- _WHAT IS ASKED_:
Read the lines that follow and pick out every one containing the word "вложения".

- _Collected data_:
_ _ _ _ _
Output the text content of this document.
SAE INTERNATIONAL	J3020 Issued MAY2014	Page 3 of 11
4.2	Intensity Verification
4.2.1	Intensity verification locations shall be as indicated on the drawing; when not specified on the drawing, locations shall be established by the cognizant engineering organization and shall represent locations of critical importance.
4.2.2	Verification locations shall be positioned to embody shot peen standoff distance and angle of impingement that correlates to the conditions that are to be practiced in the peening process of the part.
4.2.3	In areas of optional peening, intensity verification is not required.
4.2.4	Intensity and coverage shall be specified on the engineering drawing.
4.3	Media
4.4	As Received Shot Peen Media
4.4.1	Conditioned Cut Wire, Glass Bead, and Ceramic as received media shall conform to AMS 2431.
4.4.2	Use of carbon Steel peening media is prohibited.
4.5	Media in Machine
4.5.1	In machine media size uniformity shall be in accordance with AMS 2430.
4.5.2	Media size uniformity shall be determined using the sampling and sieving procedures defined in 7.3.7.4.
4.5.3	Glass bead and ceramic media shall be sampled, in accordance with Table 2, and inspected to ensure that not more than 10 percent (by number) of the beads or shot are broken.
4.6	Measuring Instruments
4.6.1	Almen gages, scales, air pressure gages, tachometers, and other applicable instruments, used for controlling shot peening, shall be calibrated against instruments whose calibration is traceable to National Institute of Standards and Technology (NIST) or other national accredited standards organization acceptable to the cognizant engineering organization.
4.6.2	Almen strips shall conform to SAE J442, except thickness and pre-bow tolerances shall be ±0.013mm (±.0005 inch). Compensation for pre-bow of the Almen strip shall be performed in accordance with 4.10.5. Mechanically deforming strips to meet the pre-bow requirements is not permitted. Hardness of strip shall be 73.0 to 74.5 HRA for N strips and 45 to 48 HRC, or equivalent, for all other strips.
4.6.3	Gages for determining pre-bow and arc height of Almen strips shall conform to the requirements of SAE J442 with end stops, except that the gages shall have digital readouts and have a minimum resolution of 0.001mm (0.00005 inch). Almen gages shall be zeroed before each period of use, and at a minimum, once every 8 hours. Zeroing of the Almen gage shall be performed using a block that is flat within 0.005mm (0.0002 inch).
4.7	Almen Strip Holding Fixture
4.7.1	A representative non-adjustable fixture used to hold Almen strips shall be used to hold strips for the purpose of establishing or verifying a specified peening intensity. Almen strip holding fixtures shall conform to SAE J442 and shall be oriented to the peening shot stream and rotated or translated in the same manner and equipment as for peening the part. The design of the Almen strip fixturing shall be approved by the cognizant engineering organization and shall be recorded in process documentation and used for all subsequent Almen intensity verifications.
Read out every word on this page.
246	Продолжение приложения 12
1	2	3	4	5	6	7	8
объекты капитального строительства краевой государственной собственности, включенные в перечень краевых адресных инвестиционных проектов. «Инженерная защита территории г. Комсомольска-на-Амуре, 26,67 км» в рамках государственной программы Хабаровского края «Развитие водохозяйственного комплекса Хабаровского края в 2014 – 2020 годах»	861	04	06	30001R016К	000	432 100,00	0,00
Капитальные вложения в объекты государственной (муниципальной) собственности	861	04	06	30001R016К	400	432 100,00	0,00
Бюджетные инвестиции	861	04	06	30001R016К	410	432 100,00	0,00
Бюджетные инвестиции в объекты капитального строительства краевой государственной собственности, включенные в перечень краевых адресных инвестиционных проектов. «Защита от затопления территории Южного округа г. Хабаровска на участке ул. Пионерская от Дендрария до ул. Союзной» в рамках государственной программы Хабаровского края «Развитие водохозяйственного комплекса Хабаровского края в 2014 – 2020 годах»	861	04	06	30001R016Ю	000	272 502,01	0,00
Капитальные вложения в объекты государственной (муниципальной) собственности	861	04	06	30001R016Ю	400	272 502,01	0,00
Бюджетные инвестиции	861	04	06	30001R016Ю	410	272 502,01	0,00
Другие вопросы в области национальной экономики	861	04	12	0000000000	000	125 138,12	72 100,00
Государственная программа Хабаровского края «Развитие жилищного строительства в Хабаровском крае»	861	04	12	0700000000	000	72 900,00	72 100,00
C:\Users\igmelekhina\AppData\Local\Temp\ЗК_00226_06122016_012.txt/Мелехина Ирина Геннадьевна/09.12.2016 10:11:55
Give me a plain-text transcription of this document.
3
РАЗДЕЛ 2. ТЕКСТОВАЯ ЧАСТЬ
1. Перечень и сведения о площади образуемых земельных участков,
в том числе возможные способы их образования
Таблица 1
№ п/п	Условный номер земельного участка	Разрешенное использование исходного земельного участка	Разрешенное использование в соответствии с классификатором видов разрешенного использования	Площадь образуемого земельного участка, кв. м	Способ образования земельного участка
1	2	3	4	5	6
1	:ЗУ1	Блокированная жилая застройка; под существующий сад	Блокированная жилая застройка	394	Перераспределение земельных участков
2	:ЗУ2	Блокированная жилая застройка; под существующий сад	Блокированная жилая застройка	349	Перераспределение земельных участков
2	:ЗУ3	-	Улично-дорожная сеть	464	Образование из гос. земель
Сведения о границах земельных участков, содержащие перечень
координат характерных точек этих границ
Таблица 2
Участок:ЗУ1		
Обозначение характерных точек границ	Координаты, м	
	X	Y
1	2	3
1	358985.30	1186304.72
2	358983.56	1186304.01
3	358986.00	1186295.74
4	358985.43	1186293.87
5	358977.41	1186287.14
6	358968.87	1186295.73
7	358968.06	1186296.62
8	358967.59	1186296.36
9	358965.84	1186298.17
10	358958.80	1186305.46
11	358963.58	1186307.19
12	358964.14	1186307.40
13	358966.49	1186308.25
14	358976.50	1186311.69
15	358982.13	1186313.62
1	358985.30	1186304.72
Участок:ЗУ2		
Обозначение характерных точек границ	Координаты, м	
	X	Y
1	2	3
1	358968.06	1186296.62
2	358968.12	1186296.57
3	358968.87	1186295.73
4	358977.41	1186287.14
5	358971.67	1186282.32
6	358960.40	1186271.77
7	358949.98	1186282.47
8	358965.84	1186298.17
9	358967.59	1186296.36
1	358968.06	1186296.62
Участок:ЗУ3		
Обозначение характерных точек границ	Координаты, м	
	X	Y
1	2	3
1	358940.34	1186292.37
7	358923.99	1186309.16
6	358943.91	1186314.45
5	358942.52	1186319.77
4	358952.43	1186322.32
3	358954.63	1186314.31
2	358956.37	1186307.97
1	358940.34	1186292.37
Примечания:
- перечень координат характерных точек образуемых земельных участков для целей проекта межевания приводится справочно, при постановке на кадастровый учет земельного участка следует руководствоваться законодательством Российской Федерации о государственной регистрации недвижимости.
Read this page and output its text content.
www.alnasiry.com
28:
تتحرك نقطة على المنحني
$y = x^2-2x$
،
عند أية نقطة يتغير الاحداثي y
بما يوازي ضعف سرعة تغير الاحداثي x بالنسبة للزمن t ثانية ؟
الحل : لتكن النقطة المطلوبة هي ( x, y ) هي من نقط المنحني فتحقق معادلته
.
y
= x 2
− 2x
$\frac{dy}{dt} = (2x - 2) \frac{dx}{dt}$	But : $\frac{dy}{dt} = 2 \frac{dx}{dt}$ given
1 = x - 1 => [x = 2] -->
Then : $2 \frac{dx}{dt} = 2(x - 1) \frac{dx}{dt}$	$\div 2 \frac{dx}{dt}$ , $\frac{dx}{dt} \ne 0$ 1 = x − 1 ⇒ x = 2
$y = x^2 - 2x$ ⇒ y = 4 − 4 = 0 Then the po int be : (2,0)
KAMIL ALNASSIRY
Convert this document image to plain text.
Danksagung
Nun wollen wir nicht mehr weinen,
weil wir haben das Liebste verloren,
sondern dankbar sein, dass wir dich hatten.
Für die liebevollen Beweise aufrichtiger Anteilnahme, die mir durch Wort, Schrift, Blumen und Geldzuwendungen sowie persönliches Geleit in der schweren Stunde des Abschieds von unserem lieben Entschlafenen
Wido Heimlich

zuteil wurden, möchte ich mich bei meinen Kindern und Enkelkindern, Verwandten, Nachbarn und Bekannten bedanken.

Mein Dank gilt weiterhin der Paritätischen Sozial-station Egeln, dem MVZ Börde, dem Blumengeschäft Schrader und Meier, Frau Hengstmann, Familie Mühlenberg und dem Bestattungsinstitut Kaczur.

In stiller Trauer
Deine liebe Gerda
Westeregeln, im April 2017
_ _ _ _ _
- _EXERCISE SOLUTION_:
Капитальные вложения в объекты государственной (муниципальной) собственности	861	04	06	30001R016К	400	432 100,00	0,00
Капитальные вложения в объекты государственной (муниципальной) собственности	861	04	06	30001R016Ю	400	272 502,01	0,00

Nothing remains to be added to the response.